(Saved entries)
>> begin

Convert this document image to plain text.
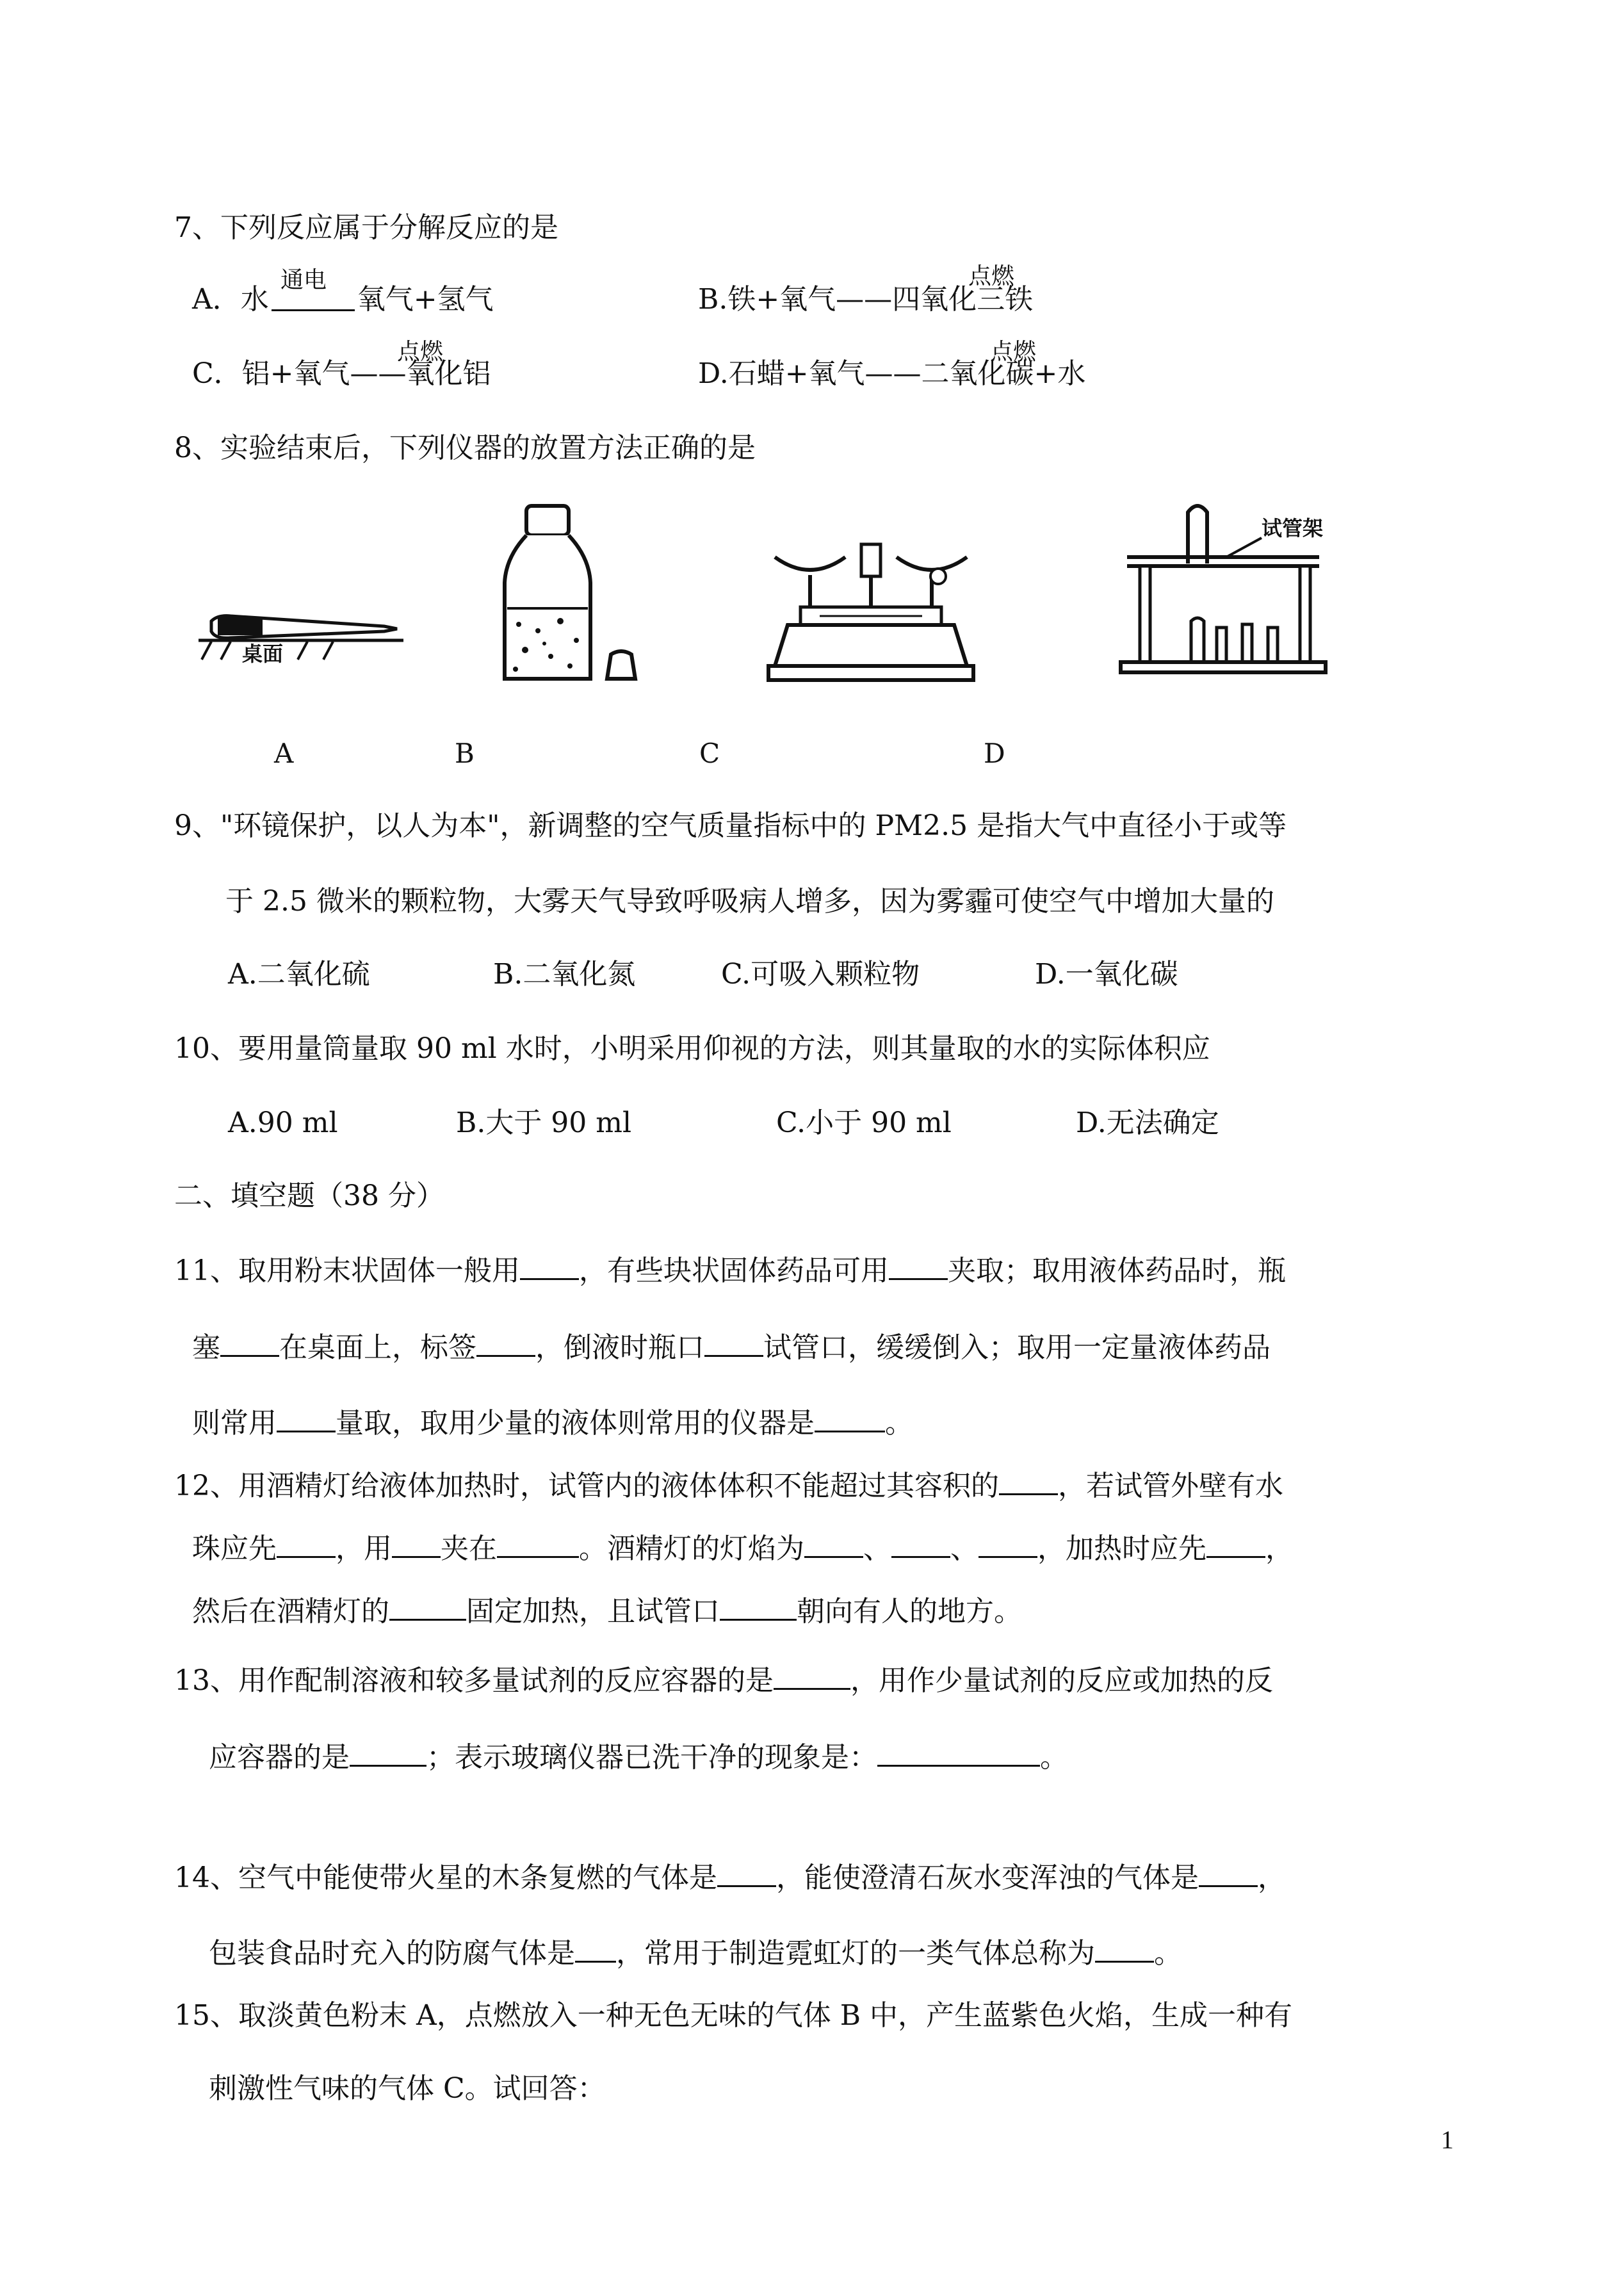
7、下列反应属于分解反应的是
A．水	氧气+氢气
通电
B.铁+氧气——四氧化三铁
点燃
C．铝+氧气——氧化铝
点燃
D.石蜡+氧气——二氧化碳+水
点燃
8、实验结束后，下列仪器的放置方法正确的是
桌面
试管架
A	B	C	D
9、"环镜保护，以人为本"，新调整的空气质量指标中的 PM2.5 是指大气中直径小于或等
于 2.5 微米的颗粒物，大雾天气导致呼吸病人增多，因为雾霾可使空气中增加大量的
A.二氧化硫	B.二氧化氮	C.可吸入颗粒物	D.一氧化碳
10、要用量筒量取 90 ml 水时，小明采用仰视的方法，则其量取的水的实际体积应
A.90 ml	B.大于 90 ml	C.小于 90 ml	D.无法确定
二、填空题（38 分）
11、取用粉末状固体一般用 ，有些块状固体药品可用 夹取；取用液体药品时，瓶
塞 在桌面上，标签 ，倒液时瓶口 试管口，缓缓倒入；取用一定量液体药品
则常用 量取，取用少量的液体则常用的仪器是	。
12、用酒精灯给液体加热时，试管内的液体体积不能超过其容积的 ，若试管外壁有水
珠应先 ，用 夹在	。酒精灯的灯焰为 、 、 ，加热时应先 ，
然后在酒精灯的	固定加热，且试管口	朝向有人的地方。
13、用作配制溶液和较多量试剂的反应容器的是	，用作少量试剂的反应或加热的反
应容器的是	；表示玻璃仪器已洗干净的现象是：	。
14、空气中能使带火星的木条复燃的气体是 ，能使澄清石灰水变浑浊的气体是 ，
包装食品时充入的防腐气体是 ，常用于制造霓虹灯的一类气体总称为 。
15、取淡黄色粉末 A，点燃放入一种无色无味的气体 B 中，产生蓝紫色火焰，生成一种有
刺激性气味的气体 C。试回答：
1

>> end

* Problem *
None of the pictures should appear; repeat the records exactly otherwise.

* Solution to the problem *
Convert this document image to plain text.
7、下列反应属于分解反应的是
A．水	氧气+氢气
通电
B.铁+氧气——四氧化三铁
点燃
C．铝+氧气——氧化铝
点燃
D.石蜡+氧气——二氧化碳+水
点燃
8、实验结束后，下列仪器的放置方法正确的是
桌面
试管架
A	B	C	D
9、"环镜保护，以人为本"，新调整的空气质量指标中的 PM2.5 是指大气中直径小于或等
于 2.5 微米的颗粒物，大雾天气导致呼吸病人增多，因为雾霾可使空气中增加大量的
A.二氧化硫	B.二氧化氮	C.可吸入颗粒物	D.一氧化碳
10、要用量筒量取 90 ml 水时，小明采用仰视的方法，则其量取的水的实际体积应
A.90 ml	B.大于 90 ml	C.小于 90 ml	D.无法确定
二、填空题（38 分）
11、取用粉末状固体一般用 ，有些块状固体药品可用 夹取；取用液体药品时，瓶
塞 在桌面上，标签 ，倒液时瓶口 试管口，缓缓倒入；取用一定量液体药品
则常用 量取，取用少量的液体则常用的仪器是	。
12、用酒精灯给液体加热时，试管内的液体体积不能超过其容积的 ，若试管外壁有水
珠应先 ，用 夹在	。酒精灯的灯焰为 、 、 ，加热时应先 ，
然后在酒精灯的	固定加热，且试管口	朝向有人的地方。
13、用作配制溶液和较多量试剂的反应容器的是	，用作少量试剂的反应或加热的反
应容器的是	；表示玻璃仪器已洗干净的现象是：	。
14、空气中能使带火星的木条复燃的气体是 ，能使澄清石灰水变浑浊的气体是 ，
包装食品时充入的防腐气体是 ，常用于制造霓虹灯的一类气体总称为 。
15、取淡黄色粉末 A，点燃放入一种无色无味的气体 B 中，产生蓝紫色火焰，生成一种有
刺激性气味的气体 C。试回答：
1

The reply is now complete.